** START EXERCISE INPUT **

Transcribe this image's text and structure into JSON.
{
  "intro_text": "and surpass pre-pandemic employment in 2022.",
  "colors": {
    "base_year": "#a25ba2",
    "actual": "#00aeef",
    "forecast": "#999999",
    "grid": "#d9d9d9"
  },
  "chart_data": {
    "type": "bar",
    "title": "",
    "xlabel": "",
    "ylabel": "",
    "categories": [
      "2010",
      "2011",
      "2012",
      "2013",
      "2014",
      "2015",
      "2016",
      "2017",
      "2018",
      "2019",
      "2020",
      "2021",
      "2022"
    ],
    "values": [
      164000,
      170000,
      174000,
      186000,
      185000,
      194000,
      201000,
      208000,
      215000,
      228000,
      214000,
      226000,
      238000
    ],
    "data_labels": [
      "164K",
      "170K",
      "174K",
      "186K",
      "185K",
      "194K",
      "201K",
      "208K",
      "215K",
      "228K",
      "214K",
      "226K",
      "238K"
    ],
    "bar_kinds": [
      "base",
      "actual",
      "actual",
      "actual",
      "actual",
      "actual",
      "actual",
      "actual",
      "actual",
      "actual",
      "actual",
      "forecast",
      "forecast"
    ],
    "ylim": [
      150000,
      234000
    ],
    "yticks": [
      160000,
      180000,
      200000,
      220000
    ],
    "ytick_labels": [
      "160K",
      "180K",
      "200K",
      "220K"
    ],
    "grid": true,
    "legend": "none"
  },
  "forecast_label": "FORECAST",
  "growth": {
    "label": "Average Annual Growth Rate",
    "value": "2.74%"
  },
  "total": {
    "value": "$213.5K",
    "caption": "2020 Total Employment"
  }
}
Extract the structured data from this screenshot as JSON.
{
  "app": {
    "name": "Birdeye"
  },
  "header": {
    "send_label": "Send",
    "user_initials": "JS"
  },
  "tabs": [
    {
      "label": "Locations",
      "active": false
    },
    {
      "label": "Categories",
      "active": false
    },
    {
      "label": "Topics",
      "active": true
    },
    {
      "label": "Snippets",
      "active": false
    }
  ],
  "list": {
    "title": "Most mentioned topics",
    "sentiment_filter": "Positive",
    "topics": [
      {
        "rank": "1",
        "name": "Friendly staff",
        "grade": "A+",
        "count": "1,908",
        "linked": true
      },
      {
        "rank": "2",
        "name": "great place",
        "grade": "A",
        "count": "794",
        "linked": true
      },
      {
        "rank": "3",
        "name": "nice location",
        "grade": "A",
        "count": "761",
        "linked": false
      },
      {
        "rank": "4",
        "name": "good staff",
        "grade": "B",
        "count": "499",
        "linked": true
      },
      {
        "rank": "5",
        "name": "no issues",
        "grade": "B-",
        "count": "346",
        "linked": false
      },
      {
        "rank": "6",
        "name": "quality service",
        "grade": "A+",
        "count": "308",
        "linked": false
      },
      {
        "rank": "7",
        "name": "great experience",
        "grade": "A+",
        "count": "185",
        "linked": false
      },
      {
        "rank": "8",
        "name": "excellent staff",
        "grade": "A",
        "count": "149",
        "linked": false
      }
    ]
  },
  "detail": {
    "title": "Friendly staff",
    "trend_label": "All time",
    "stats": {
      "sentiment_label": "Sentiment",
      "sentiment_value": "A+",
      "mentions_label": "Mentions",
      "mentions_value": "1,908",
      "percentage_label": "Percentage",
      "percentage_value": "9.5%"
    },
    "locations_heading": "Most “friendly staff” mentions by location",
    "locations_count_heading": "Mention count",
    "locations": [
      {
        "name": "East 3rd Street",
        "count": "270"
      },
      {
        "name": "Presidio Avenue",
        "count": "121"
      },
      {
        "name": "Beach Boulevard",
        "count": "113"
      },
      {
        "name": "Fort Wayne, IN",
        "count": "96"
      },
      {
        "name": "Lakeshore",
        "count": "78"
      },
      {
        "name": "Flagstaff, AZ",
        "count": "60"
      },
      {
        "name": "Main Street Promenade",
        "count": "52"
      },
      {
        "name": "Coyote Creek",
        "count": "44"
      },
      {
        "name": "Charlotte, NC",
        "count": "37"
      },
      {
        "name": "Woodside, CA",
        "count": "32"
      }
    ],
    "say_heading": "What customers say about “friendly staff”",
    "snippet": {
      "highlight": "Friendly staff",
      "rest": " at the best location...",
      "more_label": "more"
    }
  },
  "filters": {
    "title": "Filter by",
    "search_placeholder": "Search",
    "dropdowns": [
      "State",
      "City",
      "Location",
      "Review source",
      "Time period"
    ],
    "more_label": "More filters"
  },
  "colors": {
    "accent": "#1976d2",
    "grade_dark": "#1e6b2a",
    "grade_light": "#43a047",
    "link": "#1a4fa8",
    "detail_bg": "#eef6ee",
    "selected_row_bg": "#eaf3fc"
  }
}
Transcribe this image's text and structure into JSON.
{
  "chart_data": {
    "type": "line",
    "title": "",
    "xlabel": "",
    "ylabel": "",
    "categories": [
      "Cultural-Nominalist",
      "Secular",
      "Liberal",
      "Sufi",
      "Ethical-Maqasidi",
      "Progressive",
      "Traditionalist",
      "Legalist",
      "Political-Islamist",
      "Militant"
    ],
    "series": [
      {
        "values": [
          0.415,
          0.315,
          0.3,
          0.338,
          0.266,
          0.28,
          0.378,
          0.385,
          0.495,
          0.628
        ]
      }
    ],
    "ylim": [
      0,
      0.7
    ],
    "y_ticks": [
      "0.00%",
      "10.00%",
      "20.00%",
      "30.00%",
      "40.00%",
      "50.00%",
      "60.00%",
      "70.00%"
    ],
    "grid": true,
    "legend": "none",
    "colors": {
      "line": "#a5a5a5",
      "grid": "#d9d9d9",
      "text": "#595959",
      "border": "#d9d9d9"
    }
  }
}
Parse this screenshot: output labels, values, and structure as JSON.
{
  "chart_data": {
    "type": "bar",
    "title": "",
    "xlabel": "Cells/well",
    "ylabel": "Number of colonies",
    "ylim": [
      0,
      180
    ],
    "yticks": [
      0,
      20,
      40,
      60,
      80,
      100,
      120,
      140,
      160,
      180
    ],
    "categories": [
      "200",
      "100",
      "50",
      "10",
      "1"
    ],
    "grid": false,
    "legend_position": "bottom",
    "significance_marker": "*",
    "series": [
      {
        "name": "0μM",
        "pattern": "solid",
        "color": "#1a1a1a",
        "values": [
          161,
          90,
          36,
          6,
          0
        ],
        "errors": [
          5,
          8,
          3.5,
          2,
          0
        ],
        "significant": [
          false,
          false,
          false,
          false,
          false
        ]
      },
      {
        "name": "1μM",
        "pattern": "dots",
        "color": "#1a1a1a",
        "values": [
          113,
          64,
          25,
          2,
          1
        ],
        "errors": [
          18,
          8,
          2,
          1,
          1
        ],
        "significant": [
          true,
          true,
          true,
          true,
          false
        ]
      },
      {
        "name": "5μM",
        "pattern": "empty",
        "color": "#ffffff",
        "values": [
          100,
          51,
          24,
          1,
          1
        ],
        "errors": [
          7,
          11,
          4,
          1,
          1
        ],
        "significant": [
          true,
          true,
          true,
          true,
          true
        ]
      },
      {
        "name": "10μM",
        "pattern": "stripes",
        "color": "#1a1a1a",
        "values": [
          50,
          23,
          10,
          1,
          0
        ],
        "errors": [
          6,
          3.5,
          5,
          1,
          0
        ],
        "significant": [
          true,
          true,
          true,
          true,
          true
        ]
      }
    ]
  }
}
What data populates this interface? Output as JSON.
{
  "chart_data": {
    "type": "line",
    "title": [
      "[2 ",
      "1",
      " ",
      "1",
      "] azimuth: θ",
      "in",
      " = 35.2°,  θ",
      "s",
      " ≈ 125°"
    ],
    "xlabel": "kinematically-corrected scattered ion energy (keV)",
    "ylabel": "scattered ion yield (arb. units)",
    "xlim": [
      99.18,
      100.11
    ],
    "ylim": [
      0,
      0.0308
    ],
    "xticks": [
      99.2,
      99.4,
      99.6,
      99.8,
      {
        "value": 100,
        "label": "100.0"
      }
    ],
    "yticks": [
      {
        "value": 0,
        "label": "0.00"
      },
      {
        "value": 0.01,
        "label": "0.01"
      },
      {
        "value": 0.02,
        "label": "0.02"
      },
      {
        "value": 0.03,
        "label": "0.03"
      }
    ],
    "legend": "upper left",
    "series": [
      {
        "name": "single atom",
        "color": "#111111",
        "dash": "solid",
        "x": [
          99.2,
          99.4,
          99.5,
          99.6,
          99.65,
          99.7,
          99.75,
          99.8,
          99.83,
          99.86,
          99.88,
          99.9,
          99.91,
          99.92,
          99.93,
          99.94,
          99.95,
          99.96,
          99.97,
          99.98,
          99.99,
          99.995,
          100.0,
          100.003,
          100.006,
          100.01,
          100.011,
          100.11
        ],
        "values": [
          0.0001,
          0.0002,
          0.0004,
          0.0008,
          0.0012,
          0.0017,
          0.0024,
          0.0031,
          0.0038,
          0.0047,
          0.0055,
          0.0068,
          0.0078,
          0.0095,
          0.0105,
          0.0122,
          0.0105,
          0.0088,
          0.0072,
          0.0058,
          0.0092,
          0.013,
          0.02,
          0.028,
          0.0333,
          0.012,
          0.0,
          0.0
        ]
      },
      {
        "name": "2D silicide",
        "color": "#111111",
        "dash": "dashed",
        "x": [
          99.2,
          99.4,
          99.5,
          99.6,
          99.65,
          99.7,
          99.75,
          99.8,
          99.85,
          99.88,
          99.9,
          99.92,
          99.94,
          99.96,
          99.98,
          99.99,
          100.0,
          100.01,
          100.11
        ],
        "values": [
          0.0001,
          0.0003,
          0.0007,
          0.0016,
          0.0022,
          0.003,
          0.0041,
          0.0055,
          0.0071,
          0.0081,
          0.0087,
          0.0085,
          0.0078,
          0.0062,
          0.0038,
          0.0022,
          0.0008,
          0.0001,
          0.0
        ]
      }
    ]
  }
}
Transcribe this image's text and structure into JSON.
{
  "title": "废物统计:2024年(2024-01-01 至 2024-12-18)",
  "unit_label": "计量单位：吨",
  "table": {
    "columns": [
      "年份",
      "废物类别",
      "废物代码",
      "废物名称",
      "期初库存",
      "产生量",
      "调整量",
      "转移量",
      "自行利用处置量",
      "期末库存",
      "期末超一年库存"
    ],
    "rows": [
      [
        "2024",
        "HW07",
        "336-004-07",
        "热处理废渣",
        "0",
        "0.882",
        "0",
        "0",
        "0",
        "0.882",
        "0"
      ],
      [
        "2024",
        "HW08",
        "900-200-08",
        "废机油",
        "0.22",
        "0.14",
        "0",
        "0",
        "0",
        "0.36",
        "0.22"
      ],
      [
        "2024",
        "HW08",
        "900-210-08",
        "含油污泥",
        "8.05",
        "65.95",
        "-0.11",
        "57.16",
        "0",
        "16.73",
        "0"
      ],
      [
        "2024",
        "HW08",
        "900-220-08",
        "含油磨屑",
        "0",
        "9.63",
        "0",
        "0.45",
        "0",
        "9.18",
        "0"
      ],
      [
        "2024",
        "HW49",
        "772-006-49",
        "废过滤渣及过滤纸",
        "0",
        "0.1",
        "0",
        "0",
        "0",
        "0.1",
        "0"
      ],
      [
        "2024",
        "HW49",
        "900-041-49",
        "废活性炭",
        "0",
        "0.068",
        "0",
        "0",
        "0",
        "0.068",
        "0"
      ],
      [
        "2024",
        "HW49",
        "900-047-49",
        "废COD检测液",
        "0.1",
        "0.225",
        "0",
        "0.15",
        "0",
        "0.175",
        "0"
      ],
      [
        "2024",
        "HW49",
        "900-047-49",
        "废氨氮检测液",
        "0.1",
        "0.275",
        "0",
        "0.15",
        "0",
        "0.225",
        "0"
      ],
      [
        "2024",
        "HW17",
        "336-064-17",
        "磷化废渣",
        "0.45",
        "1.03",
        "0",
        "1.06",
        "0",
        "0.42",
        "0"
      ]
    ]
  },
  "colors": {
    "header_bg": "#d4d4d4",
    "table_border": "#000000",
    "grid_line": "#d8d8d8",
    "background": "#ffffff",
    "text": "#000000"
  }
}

** END EXERCISE INPUT **

WHAT IS NEEDED.
Go through the entries above and pull out each line with "title" in it.

SOLUTION TO THIS PROBLEM.
    "title": "",
    "title": "Most mentioned topics",
    "title": "Friendly staff",
    "title": "Filter by",
    "title": "",
    "title": "",
    "title": [
  "title": "废物统计:2024年(2024-01-01 至 2024-12-18)",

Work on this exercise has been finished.